▶ THE EXERCISE
Each line below that contains "knew" counts once; report the total and nothing more.
──────── RECORDS FOR THIS EXERCISE
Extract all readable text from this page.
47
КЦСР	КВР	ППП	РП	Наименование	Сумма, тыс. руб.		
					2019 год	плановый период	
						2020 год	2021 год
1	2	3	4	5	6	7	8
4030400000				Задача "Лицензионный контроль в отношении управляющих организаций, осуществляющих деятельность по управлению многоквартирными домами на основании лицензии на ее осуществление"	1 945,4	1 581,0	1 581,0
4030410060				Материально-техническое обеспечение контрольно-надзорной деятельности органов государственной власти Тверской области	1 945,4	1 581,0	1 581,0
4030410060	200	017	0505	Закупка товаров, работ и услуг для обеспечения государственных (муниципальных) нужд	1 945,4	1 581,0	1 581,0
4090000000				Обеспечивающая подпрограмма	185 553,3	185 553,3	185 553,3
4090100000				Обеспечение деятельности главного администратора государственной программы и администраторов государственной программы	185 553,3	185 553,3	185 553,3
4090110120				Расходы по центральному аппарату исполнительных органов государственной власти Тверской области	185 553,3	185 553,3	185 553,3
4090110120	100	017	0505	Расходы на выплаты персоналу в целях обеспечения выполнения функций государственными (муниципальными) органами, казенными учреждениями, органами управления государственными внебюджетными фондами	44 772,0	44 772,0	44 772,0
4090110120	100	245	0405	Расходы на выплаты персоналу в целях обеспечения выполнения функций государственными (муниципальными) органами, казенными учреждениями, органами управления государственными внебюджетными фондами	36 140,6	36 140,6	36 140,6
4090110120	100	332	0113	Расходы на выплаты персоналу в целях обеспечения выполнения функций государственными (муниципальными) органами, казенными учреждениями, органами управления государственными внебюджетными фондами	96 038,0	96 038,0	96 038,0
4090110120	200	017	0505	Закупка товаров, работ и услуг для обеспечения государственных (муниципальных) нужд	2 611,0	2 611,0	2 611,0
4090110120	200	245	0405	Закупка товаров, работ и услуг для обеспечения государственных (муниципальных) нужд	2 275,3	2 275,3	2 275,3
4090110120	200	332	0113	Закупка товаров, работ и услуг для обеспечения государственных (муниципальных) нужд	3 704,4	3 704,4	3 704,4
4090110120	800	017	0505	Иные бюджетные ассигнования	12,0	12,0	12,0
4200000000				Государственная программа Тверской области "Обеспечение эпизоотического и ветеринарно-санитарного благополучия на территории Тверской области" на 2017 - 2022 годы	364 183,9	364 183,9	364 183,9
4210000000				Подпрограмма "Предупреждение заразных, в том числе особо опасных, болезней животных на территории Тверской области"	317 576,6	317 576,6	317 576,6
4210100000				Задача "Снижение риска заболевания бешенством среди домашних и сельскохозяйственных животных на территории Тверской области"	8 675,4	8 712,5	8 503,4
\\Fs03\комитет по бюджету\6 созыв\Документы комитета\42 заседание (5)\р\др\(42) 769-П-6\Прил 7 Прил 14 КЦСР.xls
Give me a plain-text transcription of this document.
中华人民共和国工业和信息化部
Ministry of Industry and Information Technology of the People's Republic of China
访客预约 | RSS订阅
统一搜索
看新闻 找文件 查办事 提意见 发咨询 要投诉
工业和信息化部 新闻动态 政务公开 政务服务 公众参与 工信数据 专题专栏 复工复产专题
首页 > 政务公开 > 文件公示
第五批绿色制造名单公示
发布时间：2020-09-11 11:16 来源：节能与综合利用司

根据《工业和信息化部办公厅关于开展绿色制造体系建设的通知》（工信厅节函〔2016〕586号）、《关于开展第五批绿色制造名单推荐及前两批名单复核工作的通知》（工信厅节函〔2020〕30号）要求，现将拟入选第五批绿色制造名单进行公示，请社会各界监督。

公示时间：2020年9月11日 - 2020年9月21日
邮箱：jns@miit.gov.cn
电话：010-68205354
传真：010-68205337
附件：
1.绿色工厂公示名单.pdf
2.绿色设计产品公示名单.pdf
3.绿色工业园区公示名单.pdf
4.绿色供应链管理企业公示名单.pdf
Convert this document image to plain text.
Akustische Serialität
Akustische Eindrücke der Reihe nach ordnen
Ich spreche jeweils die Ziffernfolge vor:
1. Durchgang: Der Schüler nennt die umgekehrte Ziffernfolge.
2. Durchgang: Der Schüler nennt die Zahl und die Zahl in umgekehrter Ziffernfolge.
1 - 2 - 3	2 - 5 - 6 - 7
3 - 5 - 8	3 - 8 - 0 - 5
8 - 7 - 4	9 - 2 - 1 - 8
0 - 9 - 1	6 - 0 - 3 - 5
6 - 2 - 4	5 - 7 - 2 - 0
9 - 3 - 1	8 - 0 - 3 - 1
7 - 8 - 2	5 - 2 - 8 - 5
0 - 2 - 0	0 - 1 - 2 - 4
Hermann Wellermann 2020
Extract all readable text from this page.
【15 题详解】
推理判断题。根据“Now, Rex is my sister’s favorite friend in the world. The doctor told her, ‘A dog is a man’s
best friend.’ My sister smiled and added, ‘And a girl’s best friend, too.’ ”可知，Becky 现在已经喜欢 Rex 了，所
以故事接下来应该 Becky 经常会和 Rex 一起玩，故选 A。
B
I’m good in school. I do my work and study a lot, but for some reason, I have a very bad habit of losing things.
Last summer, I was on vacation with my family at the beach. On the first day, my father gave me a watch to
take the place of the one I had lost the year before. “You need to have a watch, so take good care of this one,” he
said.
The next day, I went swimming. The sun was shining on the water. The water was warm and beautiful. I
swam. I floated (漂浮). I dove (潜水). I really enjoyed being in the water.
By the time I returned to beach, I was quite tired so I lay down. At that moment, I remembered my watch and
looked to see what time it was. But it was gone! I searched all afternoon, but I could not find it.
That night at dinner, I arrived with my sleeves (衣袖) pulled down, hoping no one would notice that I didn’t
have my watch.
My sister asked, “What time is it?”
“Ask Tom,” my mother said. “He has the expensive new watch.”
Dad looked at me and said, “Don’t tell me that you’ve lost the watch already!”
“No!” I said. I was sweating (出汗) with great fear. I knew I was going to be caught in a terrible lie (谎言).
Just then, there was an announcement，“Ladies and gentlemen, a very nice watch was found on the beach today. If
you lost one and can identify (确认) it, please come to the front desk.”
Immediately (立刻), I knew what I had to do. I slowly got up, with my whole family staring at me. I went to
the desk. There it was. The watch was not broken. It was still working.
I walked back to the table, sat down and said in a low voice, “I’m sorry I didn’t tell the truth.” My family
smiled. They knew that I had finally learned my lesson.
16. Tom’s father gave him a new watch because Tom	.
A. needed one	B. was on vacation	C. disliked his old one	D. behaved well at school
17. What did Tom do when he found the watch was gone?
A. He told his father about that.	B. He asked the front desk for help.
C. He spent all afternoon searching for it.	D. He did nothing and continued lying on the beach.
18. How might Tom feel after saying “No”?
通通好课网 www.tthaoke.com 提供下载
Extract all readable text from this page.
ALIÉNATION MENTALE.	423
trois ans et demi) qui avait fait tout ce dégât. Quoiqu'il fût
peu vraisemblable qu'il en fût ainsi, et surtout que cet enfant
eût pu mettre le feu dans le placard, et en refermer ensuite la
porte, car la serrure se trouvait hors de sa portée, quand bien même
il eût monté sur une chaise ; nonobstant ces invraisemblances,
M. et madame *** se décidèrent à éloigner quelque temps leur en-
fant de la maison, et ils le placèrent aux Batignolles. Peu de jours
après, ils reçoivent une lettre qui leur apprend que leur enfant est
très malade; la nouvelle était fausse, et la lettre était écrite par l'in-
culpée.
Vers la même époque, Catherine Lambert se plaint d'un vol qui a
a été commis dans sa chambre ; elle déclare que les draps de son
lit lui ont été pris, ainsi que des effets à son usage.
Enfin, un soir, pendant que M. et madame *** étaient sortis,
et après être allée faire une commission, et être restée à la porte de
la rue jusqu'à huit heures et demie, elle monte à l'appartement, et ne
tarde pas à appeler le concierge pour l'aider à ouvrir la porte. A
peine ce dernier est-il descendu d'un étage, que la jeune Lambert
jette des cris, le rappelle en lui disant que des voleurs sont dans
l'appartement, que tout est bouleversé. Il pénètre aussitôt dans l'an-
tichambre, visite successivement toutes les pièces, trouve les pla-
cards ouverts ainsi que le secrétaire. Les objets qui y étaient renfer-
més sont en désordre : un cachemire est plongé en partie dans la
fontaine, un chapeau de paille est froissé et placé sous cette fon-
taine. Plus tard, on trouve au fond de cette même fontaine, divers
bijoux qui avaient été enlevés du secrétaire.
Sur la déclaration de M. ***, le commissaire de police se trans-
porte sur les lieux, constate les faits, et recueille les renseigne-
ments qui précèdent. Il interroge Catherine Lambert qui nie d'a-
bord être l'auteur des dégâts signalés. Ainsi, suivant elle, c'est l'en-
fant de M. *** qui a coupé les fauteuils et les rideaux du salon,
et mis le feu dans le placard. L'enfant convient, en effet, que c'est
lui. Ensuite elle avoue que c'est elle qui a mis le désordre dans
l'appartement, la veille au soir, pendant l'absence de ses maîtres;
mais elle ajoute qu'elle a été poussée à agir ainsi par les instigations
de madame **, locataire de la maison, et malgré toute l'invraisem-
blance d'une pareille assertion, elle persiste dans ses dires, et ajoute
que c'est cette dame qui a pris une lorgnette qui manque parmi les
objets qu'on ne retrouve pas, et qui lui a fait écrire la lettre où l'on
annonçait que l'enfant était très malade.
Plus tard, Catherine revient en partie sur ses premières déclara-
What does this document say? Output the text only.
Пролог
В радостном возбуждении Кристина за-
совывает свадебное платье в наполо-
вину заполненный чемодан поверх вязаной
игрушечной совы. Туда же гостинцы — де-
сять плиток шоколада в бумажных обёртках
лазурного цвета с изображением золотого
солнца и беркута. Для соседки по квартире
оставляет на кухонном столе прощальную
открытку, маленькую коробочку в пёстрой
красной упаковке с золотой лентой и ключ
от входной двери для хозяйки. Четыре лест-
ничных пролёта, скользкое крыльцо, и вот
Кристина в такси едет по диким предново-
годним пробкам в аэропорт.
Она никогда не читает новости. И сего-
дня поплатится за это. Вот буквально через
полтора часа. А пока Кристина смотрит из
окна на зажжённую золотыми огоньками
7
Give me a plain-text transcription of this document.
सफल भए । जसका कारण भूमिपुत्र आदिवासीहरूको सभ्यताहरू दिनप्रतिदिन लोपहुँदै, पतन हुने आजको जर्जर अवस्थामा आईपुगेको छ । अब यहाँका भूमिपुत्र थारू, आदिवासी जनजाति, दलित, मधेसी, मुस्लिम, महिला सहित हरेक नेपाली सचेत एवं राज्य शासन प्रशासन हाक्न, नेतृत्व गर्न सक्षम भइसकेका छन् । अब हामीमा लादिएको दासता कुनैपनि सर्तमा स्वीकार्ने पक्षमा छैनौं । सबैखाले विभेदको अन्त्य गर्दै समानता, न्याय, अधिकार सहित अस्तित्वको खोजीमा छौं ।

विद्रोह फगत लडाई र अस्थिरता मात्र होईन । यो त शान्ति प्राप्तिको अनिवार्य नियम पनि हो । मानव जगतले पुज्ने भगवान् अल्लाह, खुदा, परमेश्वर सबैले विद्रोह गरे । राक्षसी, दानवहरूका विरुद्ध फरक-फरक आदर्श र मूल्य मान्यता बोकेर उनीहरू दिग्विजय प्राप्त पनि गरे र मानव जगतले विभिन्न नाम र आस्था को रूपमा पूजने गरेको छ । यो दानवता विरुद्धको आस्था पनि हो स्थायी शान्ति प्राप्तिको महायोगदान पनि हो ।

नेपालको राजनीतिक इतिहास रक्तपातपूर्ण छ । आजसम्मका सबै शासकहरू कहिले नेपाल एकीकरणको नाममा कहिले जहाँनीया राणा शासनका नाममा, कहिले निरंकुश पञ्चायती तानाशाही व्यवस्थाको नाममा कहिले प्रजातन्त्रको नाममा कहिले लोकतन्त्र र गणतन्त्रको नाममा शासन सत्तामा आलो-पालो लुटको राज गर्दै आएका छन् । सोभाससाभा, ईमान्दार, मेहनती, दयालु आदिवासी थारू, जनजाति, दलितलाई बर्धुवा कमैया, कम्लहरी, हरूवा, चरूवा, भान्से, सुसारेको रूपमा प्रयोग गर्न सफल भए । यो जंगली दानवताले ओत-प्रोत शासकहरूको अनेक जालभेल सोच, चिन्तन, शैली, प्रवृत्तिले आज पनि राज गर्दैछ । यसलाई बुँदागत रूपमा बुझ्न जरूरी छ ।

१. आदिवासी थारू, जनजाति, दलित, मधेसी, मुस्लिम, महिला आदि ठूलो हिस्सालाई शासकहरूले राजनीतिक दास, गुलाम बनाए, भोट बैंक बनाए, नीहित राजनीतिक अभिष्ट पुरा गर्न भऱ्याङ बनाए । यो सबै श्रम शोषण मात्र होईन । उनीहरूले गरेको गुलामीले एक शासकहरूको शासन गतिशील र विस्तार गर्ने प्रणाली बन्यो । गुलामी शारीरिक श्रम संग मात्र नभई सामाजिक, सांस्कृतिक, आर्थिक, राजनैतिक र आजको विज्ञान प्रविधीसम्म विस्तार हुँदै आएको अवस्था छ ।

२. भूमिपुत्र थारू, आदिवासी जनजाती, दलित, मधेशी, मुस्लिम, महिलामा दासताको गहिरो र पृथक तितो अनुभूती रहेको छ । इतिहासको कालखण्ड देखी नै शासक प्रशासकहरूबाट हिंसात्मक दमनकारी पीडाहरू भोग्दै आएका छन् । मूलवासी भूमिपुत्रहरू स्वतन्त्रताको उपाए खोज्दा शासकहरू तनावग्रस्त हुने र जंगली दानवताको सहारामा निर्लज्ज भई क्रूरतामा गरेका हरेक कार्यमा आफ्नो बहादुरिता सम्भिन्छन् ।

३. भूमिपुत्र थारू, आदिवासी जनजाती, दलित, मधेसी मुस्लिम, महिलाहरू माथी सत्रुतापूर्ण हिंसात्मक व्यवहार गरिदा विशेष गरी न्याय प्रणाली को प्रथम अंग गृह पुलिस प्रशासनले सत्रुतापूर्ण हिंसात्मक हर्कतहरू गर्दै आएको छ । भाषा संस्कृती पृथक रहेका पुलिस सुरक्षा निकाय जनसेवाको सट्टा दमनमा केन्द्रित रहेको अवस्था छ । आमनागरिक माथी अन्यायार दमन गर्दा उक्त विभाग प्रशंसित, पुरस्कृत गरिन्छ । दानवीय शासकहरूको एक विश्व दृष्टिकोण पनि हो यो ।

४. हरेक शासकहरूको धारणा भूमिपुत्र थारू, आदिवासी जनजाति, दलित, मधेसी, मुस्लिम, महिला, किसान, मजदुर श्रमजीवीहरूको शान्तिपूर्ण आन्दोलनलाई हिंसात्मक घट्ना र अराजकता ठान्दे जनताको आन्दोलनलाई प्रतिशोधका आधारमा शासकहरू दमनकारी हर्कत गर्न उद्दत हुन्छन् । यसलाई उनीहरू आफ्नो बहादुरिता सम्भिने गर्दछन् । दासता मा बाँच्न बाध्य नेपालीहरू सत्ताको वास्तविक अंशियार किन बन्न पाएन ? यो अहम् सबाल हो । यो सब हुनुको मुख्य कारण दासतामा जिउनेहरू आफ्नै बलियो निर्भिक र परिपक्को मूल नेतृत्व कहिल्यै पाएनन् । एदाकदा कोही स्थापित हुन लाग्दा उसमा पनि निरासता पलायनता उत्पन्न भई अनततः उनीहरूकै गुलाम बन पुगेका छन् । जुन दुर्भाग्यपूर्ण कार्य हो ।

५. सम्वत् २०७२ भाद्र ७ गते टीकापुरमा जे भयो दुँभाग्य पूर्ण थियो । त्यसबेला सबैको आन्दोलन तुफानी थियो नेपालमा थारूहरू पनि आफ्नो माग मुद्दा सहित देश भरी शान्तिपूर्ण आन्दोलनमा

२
────────────────
▶ FINISHED TASK
3